EXERCISE: Copy the data from its first line through the line containing "type-select[interactable]: command xyxy=(549,245,672,277)", inclusive, swapping every "sidebar-item-label" for "nav-item-label" and leaving everything else untouched.

WORKING DATA:
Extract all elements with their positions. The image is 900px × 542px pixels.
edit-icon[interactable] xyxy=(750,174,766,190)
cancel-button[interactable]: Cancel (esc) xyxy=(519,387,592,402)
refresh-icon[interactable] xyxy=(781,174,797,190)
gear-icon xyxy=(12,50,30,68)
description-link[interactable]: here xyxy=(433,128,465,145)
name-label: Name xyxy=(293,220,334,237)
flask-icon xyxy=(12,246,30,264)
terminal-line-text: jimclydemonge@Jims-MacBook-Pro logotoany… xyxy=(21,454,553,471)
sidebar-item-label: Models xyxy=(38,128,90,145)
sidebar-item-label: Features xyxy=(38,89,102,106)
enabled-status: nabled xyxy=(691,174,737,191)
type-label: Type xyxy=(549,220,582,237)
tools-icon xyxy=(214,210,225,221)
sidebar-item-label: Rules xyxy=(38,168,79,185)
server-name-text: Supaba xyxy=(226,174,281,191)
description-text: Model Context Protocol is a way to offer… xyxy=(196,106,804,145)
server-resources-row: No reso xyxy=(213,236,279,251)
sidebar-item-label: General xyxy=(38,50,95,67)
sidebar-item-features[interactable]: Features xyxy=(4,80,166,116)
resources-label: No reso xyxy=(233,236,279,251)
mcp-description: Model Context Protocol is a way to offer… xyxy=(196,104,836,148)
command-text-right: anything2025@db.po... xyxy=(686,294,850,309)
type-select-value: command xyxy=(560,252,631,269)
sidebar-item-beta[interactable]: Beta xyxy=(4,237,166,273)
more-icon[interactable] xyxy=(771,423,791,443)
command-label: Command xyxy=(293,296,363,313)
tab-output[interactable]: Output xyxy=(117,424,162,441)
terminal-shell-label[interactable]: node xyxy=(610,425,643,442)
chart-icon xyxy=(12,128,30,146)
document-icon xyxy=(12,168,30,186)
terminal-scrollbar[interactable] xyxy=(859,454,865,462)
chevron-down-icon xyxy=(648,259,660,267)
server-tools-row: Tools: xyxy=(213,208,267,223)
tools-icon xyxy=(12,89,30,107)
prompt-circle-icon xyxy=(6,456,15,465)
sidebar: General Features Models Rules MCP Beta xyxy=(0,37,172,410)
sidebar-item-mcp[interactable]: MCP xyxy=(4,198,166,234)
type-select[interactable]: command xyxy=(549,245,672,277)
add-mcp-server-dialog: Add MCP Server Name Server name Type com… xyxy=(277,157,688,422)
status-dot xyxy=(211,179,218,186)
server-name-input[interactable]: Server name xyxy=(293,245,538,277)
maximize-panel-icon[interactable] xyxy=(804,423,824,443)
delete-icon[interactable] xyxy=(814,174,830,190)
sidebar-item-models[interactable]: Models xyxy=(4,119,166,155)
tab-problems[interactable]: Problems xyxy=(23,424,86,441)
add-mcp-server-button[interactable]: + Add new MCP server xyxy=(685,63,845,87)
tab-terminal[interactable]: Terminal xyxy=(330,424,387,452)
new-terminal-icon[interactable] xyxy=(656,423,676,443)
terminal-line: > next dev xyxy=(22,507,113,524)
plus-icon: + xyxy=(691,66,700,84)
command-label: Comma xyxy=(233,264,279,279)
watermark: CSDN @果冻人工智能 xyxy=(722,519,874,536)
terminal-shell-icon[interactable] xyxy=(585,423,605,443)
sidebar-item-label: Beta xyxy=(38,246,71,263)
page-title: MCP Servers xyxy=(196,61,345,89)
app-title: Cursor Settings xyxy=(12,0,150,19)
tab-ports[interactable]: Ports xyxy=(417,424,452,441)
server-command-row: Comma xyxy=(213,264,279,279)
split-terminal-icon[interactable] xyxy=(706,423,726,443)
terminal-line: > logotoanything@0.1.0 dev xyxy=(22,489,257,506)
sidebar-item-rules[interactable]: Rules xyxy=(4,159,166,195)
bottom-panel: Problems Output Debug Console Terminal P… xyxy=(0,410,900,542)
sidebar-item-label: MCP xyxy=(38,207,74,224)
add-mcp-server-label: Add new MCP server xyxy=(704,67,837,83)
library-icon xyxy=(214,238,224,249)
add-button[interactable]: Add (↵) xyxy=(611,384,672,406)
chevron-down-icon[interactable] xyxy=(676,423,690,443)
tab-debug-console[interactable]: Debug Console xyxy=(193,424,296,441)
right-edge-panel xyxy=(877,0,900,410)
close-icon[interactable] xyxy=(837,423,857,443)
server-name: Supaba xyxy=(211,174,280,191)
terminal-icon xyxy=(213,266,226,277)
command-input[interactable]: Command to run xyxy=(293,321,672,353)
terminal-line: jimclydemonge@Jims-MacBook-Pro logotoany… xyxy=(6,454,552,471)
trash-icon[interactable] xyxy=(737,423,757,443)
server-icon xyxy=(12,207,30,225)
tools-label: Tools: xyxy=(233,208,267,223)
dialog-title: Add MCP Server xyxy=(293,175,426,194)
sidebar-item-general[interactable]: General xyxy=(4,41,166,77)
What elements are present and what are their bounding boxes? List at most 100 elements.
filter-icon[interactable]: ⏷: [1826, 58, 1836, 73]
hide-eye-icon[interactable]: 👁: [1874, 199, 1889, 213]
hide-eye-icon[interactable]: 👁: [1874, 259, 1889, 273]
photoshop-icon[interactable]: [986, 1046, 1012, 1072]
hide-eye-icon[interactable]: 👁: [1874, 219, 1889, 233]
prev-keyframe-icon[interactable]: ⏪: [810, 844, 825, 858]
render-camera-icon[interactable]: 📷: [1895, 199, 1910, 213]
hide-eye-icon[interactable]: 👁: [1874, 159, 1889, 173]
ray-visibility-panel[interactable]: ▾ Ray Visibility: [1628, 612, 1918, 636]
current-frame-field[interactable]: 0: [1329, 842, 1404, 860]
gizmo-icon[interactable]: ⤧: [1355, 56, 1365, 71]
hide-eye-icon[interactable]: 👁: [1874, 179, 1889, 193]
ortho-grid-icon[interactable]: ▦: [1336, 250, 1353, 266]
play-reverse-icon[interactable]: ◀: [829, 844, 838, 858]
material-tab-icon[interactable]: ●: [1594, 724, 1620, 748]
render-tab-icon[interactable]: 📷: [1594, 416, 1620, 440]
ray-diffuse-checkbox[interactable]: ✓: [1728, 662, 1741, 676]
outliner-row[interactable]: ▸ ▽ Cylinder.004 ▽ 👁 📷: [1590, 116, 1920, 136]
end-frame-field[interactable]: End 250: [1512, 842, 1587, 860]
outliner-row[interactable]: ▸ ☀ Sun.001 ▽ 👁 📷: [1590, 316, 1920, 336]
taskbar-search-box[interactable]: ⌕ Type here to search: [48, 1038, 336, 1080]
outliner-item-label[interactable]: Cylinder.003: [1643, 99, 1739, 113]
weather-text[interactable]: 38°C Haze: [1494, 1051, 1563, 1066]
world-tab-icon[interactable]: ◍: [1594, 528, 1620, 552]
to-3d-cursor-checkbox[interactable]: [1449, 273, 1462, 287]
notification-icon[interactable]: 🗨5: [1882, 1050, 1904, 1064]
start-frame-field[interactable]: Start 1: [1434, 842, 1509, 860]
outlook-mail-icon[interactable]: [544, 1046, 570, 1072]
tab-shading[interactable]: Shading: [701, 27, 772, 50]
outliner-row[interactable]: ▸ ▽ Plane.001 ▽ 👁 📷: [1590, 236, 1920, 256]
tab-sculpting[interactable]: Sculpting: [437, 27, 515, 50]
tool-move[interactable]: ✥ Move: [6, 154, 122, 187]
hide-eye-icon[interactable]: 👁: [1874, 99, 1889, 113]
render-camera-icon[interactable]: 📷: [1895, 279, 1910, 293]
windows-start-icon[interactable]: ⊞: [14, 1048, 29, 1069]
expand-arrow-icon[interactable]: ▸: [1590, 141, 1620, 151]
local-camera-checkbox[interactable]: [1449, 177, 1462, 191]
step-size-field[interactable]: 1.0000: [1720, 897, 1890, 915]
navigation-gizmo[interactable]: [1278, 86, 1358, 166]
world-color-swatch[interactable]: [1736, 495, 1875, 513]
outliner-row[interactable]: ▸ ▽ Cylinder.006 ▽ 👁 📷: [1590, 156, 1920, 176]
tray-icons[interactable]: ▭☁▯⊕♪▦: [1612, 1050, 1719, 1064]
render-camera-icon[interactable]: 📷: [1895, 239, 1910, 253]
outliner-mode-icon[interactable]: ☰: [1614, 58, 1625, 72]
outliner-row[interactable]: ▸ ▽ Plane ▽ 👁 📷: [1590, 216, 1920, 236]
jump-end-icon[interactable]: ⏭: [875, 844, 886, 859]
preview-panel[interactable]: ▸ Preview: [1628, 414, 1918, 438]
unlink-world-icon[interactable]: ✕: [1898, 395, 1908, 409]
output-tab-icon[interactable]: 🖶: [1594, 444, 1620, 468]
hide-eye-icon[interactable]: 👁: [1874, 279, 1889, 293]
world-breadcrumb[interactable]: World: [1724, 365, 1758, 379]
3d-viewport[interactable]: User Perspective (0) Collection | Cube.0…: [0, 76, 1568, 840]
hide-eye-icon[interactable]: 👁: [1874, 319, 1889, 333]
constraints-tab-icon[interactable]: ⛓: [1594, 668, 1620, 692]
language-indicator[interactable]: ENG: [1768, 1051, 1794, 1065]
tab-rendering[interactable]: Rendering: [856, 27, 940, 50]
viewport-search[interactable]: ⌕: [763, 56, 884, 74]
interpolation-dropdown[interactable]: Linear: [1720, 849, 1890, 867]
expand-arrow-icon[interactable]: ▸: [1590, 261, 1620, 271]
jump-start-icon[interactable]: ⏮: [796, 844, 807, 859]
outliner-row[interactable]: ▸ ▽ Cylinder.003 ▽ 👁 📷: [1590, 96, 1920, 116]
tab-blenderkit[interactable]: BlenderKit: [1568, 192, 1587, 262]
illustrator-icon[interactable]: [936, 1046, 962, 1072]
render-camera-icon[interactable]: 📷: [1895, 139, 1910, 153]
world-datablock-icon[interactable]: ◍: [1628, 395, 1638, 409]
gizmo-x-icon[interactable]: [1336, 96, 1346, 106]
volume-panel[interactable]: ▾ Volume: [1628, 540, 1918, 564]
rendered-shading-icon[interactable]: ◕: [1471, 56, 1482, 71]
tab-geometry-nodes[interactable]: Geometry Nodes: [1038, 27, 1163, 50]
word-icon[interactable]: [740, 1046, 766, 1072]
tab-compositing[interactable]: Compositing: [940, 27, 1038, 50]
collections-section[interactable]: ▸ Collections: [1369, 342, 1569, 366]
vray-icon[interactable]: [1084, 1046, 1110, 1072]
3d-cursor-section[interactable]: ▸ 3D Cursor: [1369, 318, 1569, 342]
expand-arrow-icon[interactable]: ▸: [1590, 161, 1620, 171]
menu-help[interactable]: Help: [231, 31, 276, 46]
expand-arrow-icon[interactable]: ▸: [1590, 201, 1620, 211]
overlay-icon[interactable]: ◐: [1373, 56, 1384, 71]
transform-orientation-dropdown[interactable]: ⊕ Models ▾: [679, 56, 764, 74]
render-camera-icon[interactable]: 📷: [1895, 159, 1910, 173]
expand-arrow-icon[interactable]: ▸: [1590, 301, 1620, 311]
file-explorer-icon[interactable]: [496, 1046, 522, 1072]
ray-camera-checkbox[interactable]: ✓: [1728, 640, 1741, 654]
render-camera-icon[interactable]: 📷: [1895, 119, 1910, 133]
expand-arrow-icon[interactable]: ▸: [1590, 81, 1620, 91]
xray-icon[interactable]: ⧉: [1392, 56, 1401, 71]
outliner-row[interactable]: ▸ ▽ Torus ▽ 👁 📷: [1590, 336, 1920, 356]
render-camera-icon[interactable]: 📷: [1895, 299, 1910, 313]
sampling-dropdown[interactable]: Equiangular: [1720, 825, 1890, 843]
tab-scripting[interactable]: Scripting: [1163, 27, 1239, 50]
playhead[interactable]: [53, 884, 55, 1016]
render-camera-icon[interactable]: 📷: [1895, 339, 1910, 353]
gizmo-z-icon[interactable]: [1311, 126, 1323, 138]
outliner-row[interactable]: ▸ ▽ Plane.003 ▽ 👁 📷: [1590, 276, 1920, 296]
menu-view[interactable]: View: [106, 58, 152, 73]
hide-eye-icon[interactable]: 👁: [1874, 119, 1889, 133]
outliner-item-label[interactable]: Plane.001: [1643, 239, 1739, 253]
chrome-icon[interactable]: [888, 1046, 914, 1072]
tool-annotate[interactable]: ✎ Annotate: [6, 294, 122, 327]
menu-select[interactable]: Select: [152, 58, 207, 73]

THE RESPONSE:
Extract all elements with their positions. The image is 900px × 542px pixels.
edit-icon[interactable] xyxy=(750,174,766,190)
cancel-button[interactable]: Cancel (esc) xyxy=(519,387,592,402)
refresh-icon[interactable] xyxy=(781,174,797,190)
gear-icon xyxy=(12,50,30,68)
description-link[interactable]: here xyxy=(433,128,465,145)
name-label: Name xyxy=(293,220,334,237)
flask-icon xyxy=(12,246,30,264)
terminal-line-text: jimclydemonge@Jims-MacBook-Pro logotoany… xyxy=(21,454,553,471)
nav-item-label: Models xyxy=(38,128,90,145)
nav-item-label: Features xyxy=(38,89,102,106)
enabled-status: nabled xyxy=(691,174,737,191)
type-label: Type xyxy=(549,220,582,237)
tools-icon xyxy=(214,210,225,221)
nav-item-label: Rules xyxy=(38,168,79,185)
server-name-text: Supaba xyxy=(226,174,281,191)
description-text: Model Context Protocol is a way to offer… xyxy=(196,106,804,145)
server-resources-row: No reso xyxy=(213,236,279,251)
nav-item-label: General xyxy=(38,50,95,67)
sidebar-item-features[interactable]: Features xyxy=(4,80,166,116)
resources-label: No reso xyxy=(233,236,279,251)
mcp-description: Model Context Protocol is a way to offer… xyxy=(196,104,836,148)
command-text-right: anything2025@db.po... xyxy=(686,294,850,309)
type-select-value: command xyxy=(560,252,631,269)
sidebar-item-beta[interactable]: Beta xyxy=(4,237,166,273)
more-icon[interactable] xyxy=(771,423,791,443)
command-label: Command xyxy=(293,296,363,313)
tab-output[interactable]: Output xyxy=(117,424,162,441)
terminal-shell-label[interactable]: node xyxy=(610,425,643,442)
chart-icon xyxy=(12,128,30,146)
document-icon xyxy=(12,168,30,186)
terminal-scrollbar[interactable] xyxy=(859,454,865,462)
chevron-down-icon xyxy=(648,259,660,267)
server-tools-row: Tools: xyxy=(213,208,267,223)
tools-icon xyxy=(12,89,30,107)
prompt-circle-icon xyxy=(6,456,15,465)
sidebar: General Features Models Rules MCP Beta xyxy=(0,37,172,410)
sidebar-item-mcp[interactable]: MCP xyxy=(4,198,166,234)
type-select[interactable]: command xyxy=(549,245,672,277)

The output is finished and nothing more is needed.